[Written exercise]: Give every entry again, word for word and in full.

-- BEGIN Extracted material --

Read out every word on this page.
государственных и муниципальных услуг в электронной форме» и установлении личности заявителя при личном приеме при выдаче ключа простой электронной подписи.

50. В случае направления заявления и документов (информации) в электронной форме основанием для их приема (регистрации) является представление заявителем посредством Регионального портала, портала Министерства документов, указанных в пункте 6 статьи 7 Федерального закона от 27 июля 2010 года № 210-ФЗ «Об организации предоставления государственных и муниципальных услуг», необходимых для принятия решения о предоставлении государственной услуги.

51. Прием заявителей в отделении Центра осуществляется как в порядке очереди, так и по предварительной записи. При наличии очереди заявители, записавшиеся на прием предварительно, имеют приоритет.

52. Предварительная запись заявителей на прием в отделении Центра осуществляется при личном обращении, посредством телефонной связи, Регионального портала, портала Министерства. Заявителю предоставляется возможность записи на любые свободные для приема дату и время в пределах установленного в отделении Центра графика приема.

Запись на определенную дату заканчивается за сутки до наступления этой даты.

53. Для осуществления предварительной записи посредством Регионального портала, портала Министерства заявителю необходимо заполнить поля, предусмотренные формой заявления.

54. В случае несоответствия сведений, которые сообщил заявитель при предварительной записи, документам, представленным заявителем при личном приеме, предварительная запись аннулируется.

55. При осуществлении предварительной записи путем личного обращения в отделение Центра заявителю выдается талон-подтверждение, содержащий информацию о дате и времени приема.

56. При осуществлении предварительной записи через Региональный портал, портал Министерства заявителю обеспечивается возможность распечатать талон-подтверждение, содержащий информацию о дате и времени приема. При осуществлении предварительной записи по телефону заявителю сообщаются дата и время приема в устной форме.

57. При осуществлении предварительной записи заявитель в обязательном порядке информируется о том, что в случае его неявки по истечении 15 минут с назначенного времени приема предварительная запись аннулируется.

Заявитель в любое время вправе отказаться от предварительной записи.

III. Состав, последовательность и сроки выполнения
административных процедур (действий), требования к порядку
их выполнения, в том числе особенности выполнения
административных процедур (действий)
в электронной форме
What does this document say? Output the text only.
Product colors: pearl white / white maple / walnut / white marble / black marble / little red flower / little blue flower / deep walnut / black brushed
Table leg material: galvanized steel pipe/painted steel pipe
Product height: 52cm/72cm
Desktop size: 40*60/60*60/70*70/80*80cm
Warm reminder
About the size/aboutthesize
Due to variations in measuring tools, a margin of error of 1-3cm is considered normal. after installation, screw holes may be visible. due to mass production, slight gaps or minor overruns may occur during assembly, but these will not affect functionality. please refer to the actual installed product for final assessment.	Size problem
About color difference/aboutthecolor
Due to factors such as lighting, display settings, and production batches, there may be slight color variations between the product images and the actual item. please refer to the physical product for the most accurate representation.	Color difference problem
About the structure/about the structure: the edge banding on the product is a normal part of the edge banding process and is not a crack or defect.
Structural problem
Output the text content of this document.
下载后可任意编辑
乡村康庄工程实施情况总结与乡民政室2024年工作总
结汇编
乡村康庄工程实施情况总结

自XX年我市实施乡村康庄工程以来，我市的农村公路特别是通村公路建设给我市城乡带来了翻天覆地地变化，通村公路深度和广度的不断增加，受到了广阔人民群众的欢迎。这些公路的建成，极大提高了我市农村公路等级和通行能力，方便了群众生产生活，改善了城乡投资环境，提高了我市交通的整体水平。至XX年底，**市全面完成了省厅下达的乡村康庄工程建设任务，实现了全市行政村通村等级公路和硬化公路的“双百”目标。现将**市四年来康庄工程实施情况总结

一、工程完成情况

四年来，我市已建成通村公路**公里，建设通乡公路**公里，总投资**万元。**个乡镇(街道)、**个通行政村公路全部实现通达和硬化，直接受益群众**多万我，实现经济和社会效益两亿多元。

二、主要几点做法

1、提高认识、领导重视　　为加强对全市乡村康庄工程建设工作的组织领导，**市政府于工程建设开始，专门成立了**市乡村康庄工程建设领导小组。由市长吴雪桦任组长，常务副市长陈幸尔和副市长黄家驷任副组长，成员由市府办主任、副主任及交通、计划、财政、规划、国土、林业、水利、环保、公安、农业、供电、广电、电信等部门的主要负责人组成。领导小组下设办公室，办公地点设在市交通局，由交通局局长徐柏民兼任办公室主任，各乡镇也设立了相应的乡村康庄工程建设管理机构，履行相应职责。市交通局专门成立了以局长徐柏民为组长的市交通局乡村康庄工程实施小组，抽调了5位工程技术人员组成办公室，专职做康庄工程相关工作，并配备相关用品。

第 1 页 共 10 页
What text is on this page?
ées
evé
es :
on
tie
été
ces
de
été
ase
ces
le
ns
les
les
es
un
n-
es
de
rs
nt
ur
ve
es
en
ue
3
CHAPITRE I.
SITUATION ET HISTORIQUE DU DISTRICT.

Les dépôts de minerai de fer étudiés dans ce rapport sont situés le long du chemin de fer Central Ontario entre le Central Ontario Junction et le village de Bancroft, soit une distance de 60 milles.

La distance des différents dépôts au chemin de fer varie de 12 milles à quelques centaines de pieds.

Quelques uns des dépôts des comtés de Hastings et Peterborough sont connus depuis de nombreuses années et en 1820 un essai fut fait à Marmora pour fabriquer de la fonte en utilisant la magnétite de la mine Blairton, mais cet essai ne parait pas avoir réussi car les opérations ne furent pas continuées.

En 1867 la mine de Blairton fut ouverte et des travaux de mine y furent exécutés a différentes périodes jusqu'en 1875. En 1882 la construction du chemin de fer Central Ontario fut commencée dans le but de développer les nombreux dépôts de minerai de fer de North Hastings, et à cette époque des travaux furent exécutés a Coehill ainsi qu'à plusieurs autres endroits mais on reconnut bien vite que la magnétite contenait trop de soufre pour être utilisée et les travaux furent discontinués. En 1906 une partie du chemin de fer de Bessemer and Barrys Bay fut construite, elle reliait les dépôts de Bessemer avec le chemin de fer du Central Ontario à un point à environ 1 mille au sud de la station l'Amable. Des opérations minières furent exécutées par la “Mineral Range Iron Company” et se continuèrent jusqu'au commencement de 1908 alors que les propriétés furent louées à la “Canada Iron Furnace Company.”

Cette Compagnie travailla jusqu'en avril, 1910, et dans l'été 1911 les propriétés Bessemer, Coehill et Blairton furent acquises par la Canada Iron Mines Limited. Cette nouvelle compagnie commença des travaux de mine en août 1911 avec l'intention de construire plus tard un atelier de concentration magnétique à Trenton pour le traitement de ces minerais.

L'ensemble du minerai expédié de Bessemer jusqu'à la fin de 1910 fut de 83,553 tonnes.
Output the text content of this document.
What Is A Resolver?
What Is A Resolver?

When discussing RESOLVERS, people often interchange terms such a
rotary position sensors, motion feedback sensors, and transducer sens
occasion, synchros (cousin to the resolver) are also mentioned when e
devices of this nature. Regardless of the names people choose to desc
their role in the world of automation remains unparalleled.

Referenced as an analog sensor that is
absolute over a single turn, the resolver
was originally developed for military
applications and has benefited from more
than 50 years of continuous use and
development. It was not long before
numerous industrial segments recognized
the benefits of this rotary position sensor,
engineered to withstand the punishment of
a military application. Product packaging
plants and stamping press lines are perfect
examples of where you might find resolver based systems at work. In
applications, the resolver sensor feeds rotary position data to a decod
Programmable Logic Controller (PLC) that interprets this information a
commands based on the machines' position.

-- END Extracted material --

[Task solution]:
Read out every word on this page.
государственных и муниципальных услуг в электронной форме» и установлении личности заявителя при личном приеме при выдаче ключа простой электронной подписи.

50. В случае направления заявления и документов (информации) в электронной форме основанием для их приема (регистрации) является представление заявителем посредством Регионального портала, портала Министерства документов, указанных в пункте 6 статьи 7 Федерального закона от 27 июля 2010 года № 210-ФЗ «Об организации предоставления государственных и муниципальных услуг», необходимых для принятия решения о предоставлении государственной услуги.

51. Прием заявителей в отделении Центра осуществляется как в порядке очереди, так и по предварительной записи. При наличии очереди заявители, записавшиеся на прием предварительно, имеют приоритет.

52. Предварительная запись заявителей на прием в отделении Центра осуществляется при личном обращении, посредством телефонной связи, Регионального портала, портала Министерства. Заявителю предоставляется возможность записи на любые свободные для приема дату и время в пределах установленного в отделении Центра графика приема.

Запись на определенную дату заканчивается за сутки до наступления этой даты.

53. Для осуществления предварительной записи посредством Регионального портала, портала Министерства заявителю необходимо заполнить поля, предусмотренные формой заявления.

54. В случае несоответствия сведений, которые сообщил заявитель при предварительной записи, документам, представленным заявителем при личном приеме, предварительная запись аннулируется.

55. При осуществлении предварительной записи путем личного обращения в отделение Центра заявителю выдается талон-подтверждение, содержащий информацию о дате и времени приема.

56. При осуществлении предварительной записи через Региональный портал, портал Министерства заявителю обеспечивается возможность распечатать талон-подтверждение, содержащий информацию о дате и времени приема. При осуществлении предварительной записи по телефону заявителю сообщаются дата и время приема в устной форме.

57. При осуществлении предварительной записи заявитель в обязательном порядке информируется о том, что в случае его неявки по истечении 15 минут с назначенного времени приема предварительная запись аннулируется.

Заявитель в любое время вправе отказаться от предварительной записи.

III. Состав, последовательность и сроки выполнения
административных процедур (действий), требования к порядку
их выполнения, в том числе особенности выполнения
административных процедур (действий)
в электронной форме
What does this document say? Output the text only.
Product colors: pearl white / white maple / walnut / white marble / black marble / little red flower / little blue flower / deep walnut / black brushed
Table leg material: galvanized steel pipe/painted steel pipe
Product height: 52cm/72cm
Desktop size: 40*60/60*60/70*70/80*80cm
Warm reminder
About the size/aboutthesize
Due to variations in measuring tools, a margin of error of 1-3cm is considered normal. after installation, screw holes may be visible. due to mass production, slight gaps or minor overruns may occur during assembly, but these will not affect functionality. please refer to the actual installed product for final assessment.	Size problem
About color difference/aboutthecolor
Due to factors such as lighting, display settings, and production batches, there may be slight color variations between the product images and the actual item. please refer to the physical product for the most accurate representation.	Color difference problem
About the structure/about the structure: the edge banding on the product is a normal part of the edge banding process and is not a crack or defect.
Structural problem
Output the text content of this document.
下载后可任意编辑
乡村康庄工程实施情况总结与乡民政室2024年工作总
结汇编
乡村康庄工程实施情况总结

自XX年我市实施乡村康庄工程以来，我市的农村公路特别是通村公路建设给我市城乡带来了翻天覆地地变化，通村公路深度和广度的不断增加，受到了广阔人民群众的欢迎。这些公路的建成，极大提高了我市农村公路等级和通行能力，方便了群众生产生活，改善了城乡投资环境，提高了我市交通的整体水平。至XX年底，**市全面完成了省厅下达的乡村康庄工程建设任务，实现了全市行政村通村等级公路和硬化公路的“双百”目标。现将**市四年来康庄工程实施情况总结

一、工程完成情况

四年来，我市已建成通村公路**公里，建设通乡公路**公里，总投资**万元。**个乡镇(街道)、**个通行政村公路全部实现通达和硬化，直接受益群众**多万我，实现经济和社会效益两亿多元。

二、主要几点做法

1、提高认识、领导重视　　为加强对全市乡村康庄工程建设工作的组织领导，**市政府于工程建设开始，专门成立了**市乡村康庄工程建设领导小组。由市长吴雪桦任组长，常务副市长陈幸尔和副市长黄家驷任副组长，成员由市府办主任、副主任及交通、计划、财政、规划、国土、林业、水利、环保、公安、农业、供电、广电、电信等部门的主要负责人组成。领导小组下设办公室，办公地点设在市交通局，由交通局局长徐柏民兼任办公室主任，各乡镇也设立了相应的乡村康庄工程建设管理机构，履行相应职责。市交通局专门成立了以局长徐柏民为组长的市交通局乡村康庄工程实施小组，抽调了5位工程技术人员组成办公室，专职做康庄工程相关工作，并配备相关用品。

第 1 页 共 10 页
What text is on this page?
ées
evé
es :
on
tie
été
ces
de
été
ase
ces
le
ns
les
les
es
un
n-
es
de
rs
nt
ur
ve
es
en
ue
3
CHAPITRE I.
SITUATION ET HISTORIQUE DU DISTRICT.

Les dépôts de minerai de fer étudiés dans ce rapport sont situés le long du chemin de fer Central Ontario entre le Central Ontario Junction et le village de Bancroft, soit une distance de 60 milles.

La distance des différents dépôts au chemin de fer varie de 12 milles à quelques centaines de pieds.

Quelques uns des dépôts des comtés de Hastings et Peterborough sont connus depuis de nombreuses années et en 1820 un essai fut fait à Marmora pour fabriquer de la fonte en utilisant la magnétite de la mine Blairton, mais cet essai ne parait pas avoir réussi car les opérations ne furent pas continuées.

En 1867 la mine de Blairton fut ouverte et des travaux de mine y furent exécutés a différentes périodes jusqu'en 1875. En 1882 la construction du chemin de fer Central Ontario fut commencée dans le but de développer les nombreux dépôts de minerai de fer de North Hastings, et à cette époque des travaux furent exécutés a Coehill ainsi qu'à plusieurs autres endroits mais on reconnut bien vite que la magnétite contenait trop de soufre pour être utilisée et les travaux furent discontinués. En 1906 une partie du chemin de fer de Bessemer and Barrys Bay fut construite, elle reliait les dépôts de Bessemer avec le chemin de fer du Central Ontario à un point à environ 1 mille au sud de la station l'Amable. Des opérations minières furent exécutées par la “Mineral Range Iron Company” et se continuèrent jusqu'au commencement de 1908 alors que les propriétés furent louées à la “Canada Iron Furnace Company.”

Cette Compagnie travailla jusqu'en avril, 1910, et dans l'été 1911 les propriétés Bessemer, Coehill et Blairton furent acquises par la Canada Iron Mines Limited. Cette nouvelle compagnie commença des travaux de mine en août 1911 avec l'intention de construire plus tard un atelier de concentration magnétique à Trenton pour le traitement de ces minerais.

L'ensemble du minerai expédié de Bessemer jusqu'à la fin de 1910 fut de 83,553 tonnes.
Output the text content of this document.
What Is A Resolver?
What Is A Resolver?

When discussing RESOLVERS, people often interchange terms such a
rotary position sensors, motion feedback sensors, and transducer sens
occasion, synchros (cousin to the resolver) are also mentioned when e
devices of this nature. Regardless of the names people choose to desc
their role in the world of automation remains unparalleled.

Referenced as an analog sensor that is
absolute over a single turn, the resolver
was originally developed for military
applications and has benefited from more
than 50 years of continuous use and
development. It was not long before
numerous industrial segments recognized
the benefits of this rotary position sensor,
engineered to withstand the punishment of
a military application. Product packaging
plants and stamping press lines are perfect
examples of where you might find resolver based systems at work. In
applications, the resolver sensor feeds rotary position data to a decod
Programmable Logic Controller (PLC) that interprets this information a
commands based on the machines' position.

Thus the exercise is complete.